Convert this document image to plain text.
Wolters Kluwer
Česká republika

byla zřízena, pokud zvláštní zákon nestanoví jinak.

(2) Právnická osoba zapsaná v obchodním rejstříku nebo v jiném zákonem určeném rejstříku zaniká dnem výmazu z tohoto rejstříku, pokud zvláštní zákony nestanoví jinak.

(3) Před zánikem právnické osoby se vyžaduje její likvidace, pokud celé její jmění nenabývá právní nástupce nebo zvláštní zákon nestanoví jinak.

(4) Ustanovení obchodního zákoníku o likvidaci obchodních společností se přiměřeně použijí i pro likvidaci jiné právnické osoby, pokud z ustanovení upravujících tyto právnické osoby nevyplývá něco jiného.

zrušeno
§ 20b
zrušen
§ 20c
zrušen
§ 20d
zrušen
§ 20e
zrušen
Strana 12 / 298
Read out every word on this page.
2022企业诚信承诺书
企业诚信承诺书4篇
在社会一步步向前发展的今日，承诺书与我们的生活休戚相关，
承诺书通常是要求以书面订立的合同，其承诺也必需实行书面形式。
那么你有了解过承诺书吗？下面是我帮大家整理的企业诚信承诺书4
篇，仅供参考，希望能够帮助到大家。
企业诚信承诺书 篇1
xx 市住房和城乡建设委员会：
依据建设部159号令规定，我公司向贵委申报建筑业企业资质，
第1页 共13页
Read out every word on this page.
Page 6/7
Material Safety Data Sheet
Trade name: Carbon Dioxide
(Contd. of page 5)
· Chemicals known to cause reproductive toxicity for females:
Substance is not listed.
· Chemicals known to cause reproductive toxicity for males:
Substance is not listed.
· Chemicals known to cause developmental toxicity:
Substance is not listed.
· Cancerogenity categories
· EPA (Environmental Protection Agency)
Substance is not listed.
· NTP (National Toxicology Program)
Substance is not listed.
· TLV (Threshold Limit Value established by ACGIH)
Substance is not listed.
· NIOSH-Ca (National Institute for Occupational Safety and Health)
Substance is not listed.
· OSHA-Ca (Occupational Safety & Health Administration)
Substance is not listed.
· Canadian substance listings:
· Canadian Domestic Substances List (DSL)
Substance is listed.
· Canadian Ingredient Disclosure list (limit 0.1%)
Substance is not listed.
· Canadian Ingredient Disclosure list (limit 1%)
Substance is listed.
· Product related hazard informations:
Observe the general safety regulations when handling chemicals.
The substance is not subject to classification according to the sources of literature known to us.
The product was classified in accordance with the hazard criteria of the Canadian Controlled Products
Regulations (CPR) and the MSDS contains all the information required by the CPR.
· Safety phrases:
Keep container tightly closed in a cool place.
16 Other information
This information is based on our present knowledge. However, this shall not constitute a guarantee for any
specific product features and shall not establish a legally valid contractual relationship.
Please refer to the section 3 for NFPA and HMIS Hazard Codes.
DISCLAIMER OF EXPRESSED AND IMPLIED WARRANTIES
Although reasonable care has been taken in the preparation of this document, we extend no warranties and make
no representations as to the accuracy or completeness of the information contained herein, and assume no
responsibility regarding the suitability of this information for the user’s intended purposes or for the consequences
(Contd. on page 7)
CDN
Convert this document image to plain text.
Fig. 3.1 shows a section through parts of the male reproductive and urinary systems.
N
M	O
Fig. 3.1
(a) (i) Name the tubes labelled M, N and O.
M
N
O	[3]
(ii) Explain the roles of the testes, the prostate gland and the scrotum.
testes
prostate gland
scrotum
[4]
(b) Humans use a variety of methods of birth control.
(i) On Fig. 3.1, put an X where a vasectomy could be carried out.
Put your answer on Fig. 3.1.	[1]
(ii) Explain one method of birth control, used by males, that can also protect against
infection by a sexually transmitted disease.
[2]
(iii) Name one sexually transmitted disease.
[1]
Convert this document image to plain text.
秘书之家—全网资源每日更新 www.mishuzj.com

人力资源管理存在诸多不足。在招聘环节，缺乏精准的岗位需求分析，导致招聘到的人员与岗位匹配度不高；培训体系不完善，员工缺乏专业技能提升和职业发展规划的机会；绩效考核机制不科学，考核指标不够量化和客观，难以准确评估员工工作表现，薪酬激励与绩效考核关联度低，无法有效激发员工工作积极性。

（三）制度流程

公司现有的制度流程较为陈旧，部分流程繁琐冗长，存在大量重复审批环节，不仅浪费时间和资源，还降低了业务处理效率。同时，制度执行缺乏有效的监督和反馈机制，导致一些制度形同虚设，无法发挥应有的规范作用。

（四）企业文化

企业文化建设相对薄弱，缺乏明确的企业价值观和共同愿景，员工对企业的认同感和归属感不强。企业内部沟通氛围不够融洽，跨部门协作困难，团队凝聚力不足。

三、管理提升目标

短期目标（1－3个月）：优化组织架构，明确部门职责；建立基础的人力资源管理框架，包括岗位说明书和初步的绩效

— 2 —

| Given request |
Gather all lines with the string "disease" from the data.

| Expected answer |
infection by a sexually transmitted disease.
(iii) Name one sexually transmitted disease.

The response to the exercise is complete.